Dataset entries —
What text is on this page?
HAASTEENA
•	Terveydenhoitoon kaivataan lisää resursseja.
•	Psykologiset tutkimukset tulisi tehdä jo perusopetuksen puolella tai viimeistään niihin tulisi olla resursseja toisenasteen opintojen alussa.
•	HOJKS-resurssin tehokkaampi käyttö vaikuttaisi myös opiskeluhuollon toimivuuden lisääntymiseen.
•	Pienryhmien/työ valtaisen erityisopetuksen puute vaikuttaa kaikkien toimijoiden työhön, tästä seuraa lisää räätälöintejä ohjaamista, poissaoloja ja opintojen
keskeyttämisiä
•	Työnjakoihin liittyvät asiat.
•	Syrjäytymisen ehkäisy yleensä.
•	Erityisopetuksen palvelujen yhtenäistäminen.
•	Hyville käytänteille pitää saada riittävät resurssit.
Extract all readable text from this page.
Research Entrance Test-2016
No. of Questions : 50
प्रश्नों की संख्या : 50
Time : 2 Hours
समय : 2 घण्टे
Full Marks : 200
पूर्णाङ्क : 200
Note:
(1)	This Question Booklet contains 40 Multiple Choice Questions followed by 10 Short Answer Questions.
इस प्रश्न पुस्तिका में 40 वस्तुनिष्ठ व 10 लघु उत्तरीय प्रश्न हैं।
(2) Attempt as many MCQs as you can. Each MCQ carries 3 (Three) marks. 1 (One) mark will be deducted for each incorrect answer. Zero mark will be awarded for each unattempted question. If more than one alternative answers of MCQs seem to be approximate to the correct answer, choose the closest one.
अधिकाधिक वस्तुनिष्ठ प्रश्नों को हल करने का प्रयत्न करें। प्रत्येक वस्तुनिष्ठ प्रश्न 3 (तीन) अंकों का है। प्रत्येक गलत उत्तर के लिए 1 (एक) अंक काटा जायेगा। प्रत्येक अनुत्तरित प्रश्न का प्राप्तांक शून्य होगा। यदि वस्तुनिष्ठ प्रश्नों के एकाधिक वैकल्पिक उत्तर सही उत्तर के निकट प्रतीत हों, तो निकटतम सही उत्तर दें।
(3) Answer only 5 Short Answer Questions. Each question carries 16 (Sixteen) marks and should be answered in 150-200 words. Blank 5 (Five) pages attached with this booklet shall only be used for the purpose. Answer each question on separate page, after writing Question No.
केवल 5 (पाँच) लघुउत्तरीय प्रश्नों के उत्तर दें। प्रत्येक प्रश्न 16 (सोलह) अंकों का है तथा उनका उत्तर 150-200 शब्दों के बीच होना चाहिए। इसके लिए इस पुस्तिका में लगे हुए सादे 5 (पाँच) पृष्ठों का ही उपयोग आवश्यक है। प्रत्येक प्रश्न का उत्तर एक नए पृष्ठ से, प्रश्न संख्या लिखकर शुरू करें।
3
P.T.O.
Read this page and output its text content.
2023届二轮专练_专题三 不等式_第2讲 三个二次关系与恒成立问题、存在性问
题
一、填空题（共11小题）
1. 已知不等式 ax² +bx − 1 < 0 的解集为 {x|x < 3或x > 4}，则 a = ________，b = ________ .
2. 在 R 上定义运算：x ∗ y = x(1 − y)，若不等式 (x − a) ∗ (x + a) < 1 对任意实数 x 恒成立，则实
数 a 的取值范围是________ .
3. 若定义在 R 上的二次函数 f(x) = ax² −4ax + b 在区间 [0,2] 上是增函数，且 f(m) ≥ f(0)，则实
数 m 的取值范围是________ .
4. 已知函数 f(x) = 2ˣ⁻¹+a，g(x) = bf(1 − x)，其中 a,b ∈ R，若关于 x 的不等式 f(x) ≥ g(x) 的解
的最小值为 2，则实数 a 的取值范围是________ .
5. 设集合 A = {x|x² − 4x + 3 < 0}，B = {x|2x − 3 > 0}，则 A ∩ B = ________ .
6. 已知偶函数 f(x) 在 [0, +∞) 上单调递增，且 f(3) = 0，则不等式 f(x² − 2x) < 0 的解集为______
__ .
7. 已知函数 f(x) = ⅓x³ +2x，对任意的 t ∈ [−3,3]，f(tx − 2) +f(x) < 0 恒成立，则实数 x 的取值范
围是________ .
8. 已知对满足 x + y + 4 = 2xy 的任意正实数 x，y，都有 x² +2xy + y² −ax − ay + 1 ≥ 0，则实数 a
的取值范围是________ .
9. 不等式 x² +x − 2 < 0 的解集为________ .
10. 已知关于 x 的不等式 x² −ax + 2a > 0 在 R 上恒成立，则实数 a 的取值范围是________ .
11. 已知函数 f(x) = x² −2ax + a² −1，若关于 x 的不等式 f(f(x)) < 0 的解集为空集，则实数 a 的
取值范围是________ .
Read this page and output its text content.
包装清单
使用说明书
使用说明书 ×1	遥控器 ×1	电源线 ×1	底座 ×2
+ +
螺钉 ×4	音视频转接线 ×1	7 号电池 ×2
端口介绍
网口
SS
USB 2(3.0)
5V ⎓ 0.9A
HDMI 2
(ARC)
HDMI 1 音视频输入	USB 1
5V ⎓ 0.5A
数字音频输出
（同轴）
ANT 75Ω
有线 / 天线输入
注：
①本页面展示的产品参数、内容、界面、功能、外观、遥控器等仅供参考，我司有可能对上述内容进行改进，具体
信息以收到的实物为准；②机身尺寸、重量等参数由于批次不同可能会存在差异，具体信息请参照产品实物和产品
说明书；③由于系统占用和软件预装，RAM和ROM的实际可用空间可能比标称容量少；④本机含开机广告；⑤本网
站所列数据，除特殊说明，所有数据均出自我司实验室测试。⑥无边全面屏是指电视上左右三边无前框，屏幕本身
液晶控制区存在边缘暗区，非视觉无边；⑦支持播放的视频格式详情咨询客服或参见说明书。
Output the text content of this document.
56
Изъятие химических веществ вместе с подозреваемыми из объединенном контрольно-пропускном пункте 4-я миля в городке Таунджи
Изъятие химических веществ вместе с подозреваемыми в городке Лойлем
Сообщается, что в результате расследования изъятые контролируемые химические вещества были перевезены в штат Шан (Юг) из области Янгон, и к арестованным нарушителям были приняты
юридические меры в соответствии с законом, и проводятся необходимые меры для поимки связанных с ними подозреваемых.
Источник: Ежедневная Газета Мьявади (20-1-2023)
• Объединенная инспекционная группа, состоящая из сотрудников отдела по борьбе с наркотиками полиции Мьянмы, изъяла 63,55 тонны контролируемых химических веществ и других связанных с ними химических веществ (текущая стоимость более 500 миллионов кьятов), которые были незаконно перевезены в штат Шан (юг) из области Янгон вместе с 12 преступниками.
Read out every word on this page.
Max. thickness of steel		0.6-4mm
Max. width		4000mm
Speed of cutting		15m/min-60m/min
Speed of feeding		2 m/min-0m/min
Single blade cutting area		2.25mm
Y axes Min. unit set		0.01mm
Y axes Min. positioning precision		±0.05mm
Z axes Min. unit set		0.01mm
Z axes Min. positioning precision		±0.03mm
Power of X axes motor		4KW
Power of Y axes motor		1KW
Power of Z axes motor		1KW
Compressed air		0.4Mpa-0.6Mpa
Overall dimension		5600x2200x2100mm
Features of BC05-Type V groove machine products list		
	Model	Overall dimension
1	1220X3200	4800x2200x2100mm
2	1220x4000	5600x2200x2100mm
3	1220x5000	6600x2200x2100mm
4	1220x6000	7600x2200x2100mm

GIVEN INSTRUCTION —
Every record above should be copied exactly.

RESPONSE —
What text is on this page?
HAASTEENA
•	Terveydenhoitoon kaivataan lisää resursseja.
•	Psykologiset tutkimukset tulisi tehdä jo perusopetuksen puolella tai viimeistään niihin tulisi olla resursseja toisenasteen opintojen alussa.
•	HOJKS-resurssin tehokkaampi käyttö vaikuttaisi myös opiskeluhuollon toimivuuden lisääntymiseen.
•	Pienryhmien/työ valtaisen erityisopetuksen puute vaikuttaa kaikkien toimijoiden työhön, tästä seuraa lisää räätälöintejä ohjaamista, poissaoloja ja opintojen
keskeyttämisiä
•	Työnjakoihin liittyvät asiat.
•	Syrjäytymisen ehkäisy yleensä.
•	Erityisopetuksen palvelujen yhtenäistäminen.
•	Hyville käytänteille pitää saada riittävät resurssit.
Extract all readable text from this page.
Research Entrance Test-2016
No. of Questions : 50
प्रश्नों की संख्या : 50
Time : 2 Hours
समय : 2 घण्टे
Full Marks : 200
पूर्णाङ्क : 200
Note:
(1)	This Question Booklet contains 40 Multiple Choice Questions followed by 10 Short Answer Questions.
इस प्रश्न पुस्तिका में 40 वस्तुनिष्ठ व 10 लघु उत्तरीय प्रश्न हैं।
(2) Attempt as many MCQs as you can. Each MCQ carries 3 (Three) marks. 1 (One) mark will be deducted for each incorrect answer. Zero mark will be awarded for each unattempted question. If more than one alternative answers of MCQs seem to be approximate to the correct answer, choose the closest one.
अधिकाधिक वस्तुनिष्ठ प्रश्नों को हल करने का प्रयत्न करें। प्रत्येक वस्तुनिष्ठ प्रश्न 3 (तीन) अंकों का है। प्रत्येक गलत उत्तर के लिए 1 (एक) अंक काटा जायेगा। प्रत्येक अनुत्तरित प्रश्न का प्राप्तांक शून्य होगा। यदि वस्तुनिष्ठ प्रश्नों के एकाधिक वैकल्पिक उत्तर सही उत्तर के निकट प्रतीत हों, तो निकटतम सही उत्तर दें।
(3) Answer only 5 Short Answer Questions. Each question carries 16 (Sixteen) marks and should be answered in 150-200 words. Blank 5 (Five) pages attached with this booklet shall only be used for the purpose. Answer each question on separate page, after writing Question No.
केवल 5 (पाँच) लघुउत्तरीय प्रश्नों के उत्तर दें। प्रत्येक प्रश्न 16 (सोलह) अंकों का है तथा उनका उत्तर 150-200 शब्दों के बीच होना चाहिए। इसके लिए इस पुस्तिका में लगे हुए सादे 5 (पाँच) पृष्ठों का ही उपयोग आवश्यक है। प्रत्येक प्रश्न का उत्तर एक नए पृष्ठ से, प्रश्न संख्या लिखकर शुरू करें।
3
P.T.O.
Read this page and output its text content.
2023届二轮专练_专题三 不等式_第2讲 三个二次关系与恒成立问题、存在性问
题
一、填空题（共11小题）
1. 已知不等式 ax² +bx − 1 < 0 的解集为 {x|x < 3或x > 4}，则 a = ________，b = ________ .
2. 在 R 上定义运算：x ∗ y = x(1 − y)，若不等式 (x − a) ∗ (x + a) < 1 对任意实数 x 恒成立，则实
数 a 的取值范围是________ .
3. 若定义在 R 上的二次函数 f(x) = ax² −4ax + b 在区间 [0,2] 上是增函数，且 f(m) ≥ f(0)，则实
数 m 的取值范围是________ .
4. 已知函数 f(x) = 2ˣ⁻¹+a，g(x) = bf(1 − x)，其中 a,b ∈ R，若关于 x 的不等式 f(x) ≥ g(x) 的解
的最小值为 2，则实数 a 的取值范围是________ .
5. 设集合 A = {x|x² − 4x + 3 < 0}，B = {x|2x − 3 > 0}，则 A ∩ B = ________ .
6. 已知偶函数 f(x) 在 [0, +∞) 上单调递增，且 f(3) = 0，则不等式 f(x² − 2x) < 0 的解集为______
__ .
7. 已知函数 f(x) = ⅓x³ +2x，对任意的 t ∈ [−3,3]，f(tx − 2) +f(x) < 0 恒成立，则实数 x 的取值范
围是________ .
8. 已知对满足 x + y + 4 = 2xy 的任意正实数 x，y，都有 x² +2xy + y² −ax − ay + 1 ≥ 0，则实数 a
的取值范围是________ .
9. 不等式 x² +x − 2 < 0 的解集为________ .
10. 已知关于 x 的不等式 x² −ax + 2a > 0 在 R 上恒成立，则实数 a 的取值范围是________ .
11. 已知函数 f(x) = x² −2ax + a² −1，若关于 x 的不等式 f(f(x)) < 0 的解集为空集，则实数 a 的
取值范围是________ .
Read this page and output its text content.
包装清单
使用说明书
使用说明书 ×1	遥控器 ×1	电源线 ×1	底座 ×2
+ +
螺钉 ×4	音视频转接线 ×1	7 号电池 ×2
端口介绍
网口
SS
USB 2(3.0)
5V ⎓ 0.9A
HDMI 2
(ARC)
HDMI 1 音视频输入	USB 1
5V ⎓ 0.5A
数字音频输出
（同轴）
ANT 75Ω
有线 / 天线输入
注：
①本页面展示的产品参数、内容、界面、功能、外观、遥控器等仅供参考，我司有可能对上述内容进行改进，具体
信息以收到的实物为准；②机身尺寸、重量等参数由于批次不同可能会存在差异，具体信息请参照产品实物和产品
说明书；③由于系统占用和软件预装，RAM和ROM的实际可用空间可能比标称容量少；④本机含开机广告；⑤本网
站所列数据，除特殊说明，所有数据均出自我司实验室测试。⑥无边全面屏是指电视上左右三边无前框，屏幕本身
液晶控制区存在边缘暗区，非视觉无边；⑦支持播放的视频格式详情咨询客服或参见说明书。
Output the text content of this document.
56
Изъятие химических веществ вместе с подозреваемыми из объединенном контрольно-пропускном пункте 4-я миля в городке Таунджи
Изъятие химических веществ вместе с подозреваемыми в городке Лойлем
Сообщается, что в результате расследования изъятые контролируемые химические вещества были перевезены в штат Шан (Юг) из области Янгон, и к арестованным нарушителям были приняты
юридические меры в соответствии с законом, и проводятся необходимые меры для поимки связанных с ними подозреваемых.
Источник: Ежедневная Газета Мьявади (20-1-2023)
• Объединенная инспекционная группа, состоящая из сотрудников отдела по борьбе с наркотиками полиции Мьянмы, изъяла 63,55 тонны контролируемых химических веществ и других связанных с ними химических веществ (текущая стоимость более 500 миллионов кьятов), которые были незаконно перевезены в штат Шан (юг) из области Янгон вместе с 12 преступниками.
Read out every word on this page.
Max. thickness of steel		0.6-4mm
Max. width		4000mm
Speed of cutting		15m/min-60m/min
Speed of feeding		2 m/min-0m/min
Single blade cutting area		2.25mm
Y axes Min. unit set		0.01mm
Y axes Min. positioning precision		±0.05mm
Z axes Min. unit set		0.01mm
Z axes Min. positioning precision		±0.03mm
Power of X axes motor		4KW
Power of Y axes motor		1KW
Power of Z axes motor		1KW
Compressed air		0.4Mpa-0.6Mpa
Overall dimension		5600x2200x2100mm
Features of BC05-Type V groove machine products list		
	Model	Overall dimension
1	1220X3200	4800x2200x2100mm
2	1220x4000	5600x2200x2100mm
3	1220x5000	6600x2200x2100mm
4	1220x6000	7600x2200x2100mm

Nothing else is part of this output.